## START SUPPLIED MATERIAL

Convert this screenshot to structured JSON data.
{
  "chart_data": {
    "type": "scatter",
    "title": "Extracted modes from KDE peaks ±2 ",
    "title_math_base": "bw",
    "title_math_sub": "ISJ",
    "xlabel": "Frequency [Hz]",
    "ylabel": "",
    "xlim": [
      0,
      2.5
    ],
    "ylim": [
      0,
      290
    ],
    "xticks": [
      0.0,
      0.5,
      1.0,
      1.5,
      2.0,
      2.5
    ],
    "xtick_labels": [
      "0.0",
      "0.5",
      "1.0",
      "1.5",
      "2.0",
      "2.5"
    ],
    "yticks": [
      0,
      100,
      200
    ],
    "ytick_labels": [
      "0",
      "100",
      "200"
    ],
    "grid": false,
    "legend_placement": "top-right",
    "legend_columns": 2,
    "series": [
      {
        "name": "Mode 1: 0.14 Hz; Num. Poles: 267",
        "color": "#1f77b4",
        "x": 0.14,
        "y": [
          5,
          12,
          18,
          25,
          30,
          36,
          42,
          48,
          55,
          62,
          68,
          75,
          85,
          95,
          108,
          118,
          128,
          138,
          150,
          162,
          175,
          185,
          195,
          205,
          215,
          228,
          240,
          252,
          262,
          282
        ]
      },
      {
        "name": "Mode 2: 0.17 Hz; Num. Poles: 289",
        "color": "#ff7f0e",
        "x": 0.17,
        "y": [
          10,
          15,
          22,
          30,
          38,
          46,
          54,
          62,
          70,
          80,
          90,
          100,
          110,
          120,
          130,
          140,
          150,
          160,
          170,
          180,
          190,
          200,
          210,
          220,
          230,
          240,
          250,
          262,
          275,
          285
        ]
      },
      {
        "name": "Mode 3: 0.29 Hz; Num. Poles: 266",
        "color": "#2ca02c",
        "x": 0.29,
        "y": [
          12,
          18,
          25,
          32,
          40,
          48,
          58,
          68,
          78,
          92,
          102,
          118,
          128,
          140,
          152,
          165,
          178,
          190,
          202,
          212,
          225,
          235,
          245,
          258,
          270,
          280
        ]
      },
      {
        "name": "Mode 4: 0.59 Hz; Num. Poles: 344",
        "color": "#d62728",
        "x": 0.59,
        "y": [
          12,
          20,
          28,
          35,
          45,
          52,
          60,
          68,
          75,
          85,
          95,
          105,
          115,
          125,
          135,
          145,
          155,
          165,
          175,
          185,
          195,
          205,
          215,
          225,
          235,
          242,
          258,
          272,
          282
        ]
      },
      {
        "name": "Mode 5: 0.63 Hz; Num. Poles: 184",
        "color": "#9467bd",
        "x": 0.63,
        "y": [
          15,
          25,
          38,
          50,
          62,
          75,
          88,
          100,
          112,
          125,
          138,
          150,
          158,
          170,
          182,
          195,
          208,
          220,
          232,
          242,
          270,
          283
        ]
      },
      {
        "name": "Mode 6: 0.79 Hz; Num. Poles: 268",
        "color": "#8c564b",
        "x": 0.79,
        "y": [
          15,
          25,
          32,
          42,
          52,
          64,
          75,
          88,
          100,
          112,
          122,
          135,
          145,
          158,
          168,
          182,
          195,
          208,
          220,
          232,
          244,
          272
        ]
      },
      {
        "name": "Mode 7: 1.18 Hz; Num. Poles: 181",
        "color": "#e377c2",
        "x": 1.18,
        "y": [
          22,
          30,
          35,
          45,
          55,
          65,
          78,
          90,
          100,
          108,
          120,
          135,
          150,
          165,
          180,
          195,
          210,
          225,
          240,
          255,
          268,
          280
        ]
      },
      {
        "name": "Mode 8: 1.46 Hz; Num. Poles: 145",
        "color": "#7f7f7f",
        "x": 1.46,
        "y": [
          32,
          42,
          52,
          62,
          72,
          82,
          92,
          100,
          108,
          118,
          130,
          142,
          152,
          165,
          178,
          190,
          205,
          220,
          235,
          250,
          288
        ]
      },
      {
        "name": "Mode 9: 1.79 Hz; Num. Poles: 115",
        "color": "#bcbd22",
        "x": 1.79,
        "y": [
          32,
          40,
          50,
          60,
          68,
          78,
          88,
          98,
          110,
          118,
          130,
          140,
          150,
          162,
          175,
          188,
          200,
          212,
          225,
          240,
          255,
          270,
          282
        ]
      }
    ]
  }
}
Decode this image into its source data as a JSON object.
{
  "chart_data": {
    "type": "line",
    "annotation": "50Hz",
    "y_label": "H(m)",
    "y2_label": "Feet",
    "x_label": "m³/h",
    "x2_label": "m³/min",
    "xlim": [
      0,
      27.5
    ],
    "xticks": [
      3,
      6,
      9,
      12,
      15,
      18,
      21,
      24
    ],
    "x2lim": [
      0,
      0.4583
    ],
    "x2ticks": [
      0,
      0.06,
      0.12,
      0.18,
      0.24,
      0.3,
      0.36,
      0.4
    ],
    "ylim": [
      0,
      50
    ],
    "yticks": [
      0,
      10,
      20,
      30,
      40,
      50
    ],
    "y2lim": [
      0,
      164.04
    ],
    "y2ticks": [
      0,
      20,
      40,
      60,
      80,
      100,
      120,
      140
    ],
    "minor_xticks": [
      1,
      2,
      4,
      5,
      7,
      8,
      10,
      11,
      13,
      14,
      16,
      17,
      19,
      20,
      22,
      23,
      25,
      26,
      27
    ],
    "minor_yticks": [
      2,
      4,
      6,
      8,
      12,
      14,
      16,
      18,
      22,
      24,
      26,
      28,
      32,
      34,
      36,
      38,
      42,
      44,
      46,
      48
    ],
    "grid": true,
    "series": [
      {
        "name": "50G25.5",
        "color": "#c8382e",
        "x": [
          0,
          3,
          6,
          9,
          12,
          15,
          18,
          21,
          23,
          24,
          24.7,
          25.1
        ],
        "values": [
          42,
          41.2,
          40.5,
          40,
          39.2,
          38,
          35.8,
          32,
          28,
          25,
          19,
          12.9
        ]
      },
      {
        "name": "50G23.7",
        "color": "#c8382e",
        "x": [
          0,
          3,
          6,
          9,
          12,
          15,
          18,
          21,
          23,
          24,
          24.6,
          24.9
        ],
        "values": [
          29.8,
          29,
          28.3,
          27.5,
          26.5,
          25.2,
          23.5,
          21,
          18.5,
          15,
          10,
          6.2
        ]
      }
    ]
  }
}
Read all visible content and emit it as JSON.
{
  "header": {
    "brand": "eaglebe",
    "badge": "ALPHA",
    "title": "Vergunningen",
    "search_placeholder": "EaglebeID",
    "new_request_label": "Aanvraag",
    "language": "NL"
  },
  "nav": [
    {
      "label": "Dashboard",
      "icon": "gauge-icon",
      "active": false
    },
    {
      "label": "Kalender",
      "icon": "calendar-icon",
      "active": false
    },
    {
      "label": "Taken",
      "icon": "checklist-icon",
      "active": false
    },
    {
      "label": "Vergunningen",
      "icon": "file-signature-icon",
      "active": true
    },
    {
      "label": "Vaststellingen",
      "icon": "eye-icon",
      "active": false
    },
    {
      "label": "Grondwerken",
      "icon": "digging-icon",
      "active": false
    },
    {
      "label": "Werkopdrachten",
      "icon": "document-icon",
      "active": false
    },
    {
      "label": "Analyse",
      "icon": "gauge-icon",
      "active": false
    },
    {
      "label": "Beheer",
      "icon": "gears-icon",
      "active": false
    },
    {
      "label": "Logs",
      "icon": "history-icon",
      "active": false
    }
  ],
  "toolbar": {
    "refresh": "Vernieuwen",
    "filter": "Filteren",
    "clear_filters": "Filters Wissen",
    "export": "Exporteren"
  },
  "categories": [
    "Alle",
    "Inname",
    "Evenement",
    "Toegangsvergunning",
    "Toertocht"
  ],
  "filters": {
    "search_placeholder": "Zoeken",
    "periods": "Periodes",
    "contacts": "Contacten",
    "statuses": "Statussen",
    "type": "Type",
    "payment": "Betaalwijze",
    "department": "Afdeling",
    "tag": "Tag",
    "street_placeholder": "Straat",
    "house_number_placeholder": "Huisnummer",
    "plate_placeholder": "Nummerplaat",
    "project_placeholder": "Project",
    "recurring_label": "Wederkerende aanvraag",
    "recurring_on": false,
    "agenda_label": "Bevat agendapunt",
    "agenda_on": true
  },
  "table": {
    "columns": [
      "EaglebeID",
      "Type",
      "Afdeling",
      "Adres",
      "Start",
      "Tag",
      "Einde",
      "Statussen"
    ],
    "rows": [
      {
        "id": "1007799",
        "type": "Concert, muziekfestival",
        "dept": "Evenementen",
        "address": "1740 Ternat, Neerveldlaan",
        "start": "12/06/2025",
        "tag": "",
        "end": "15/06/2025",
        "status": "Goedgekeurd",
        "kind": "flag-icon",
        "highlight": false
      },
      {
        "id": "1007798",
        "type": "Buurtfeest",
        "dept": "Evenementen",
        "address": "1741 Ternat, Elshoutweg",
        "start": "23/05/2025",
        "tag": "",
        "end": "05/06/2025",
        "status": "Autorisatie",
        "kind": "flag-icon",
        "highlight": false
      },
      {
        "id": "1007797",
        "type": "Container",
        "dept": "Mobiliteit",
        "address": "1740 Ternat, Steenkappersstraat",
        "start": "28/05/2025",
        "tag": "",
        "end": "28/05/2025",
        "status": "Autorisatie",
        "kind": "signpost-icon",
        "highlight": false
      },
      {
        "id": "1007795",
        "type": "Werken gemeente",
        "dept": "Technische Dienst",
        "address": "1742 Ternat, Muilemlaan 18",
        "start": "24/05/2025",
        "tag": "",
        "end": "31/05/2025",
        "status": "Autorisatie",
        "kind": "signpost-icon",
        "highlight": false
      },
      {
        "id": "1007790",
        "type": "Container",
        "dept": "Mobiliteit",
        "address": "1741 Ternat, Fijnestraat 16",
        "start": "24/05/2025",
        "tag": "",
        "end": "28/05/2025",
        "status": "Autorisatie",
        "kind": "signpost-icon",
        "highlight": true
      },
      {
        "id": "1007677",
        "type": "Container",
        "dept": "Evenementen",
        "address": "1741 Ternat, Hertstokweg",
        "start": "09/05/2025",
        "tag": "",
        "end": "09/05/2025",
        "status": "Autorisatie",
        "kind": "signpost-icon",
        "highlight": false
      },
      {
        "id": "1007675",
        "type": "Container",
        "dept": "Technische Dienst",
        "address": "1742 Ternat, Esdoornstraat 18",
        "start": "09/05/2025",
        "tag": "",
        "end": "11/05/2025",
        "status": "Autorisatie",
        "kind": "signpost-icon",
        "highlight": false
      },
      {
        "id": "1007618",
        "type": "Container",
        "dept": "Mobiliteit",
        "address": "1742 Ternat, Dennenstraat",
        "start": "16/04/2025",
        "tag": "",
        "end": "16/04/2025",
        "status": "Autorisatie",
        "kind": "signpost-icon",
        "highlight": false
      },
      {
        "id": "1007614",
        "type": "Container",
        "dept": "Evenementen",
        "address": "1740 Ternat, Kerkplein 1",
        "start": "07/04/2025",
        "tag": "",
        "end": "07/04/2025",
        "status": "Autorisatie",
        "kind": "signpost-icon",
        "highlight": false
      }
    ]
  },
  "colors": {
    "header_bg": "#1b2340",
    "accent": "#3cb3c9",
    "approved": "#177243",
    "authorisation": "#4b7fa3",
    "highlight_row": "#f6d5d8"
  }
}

## END SUPPLIED MATERIAL

* **SET TASK**
From the data, collect all lines where the string "EaglebeID" appears.

* **THE REPLY**
    "search_placeholder": "EaglebeID",
      "EaglebeID",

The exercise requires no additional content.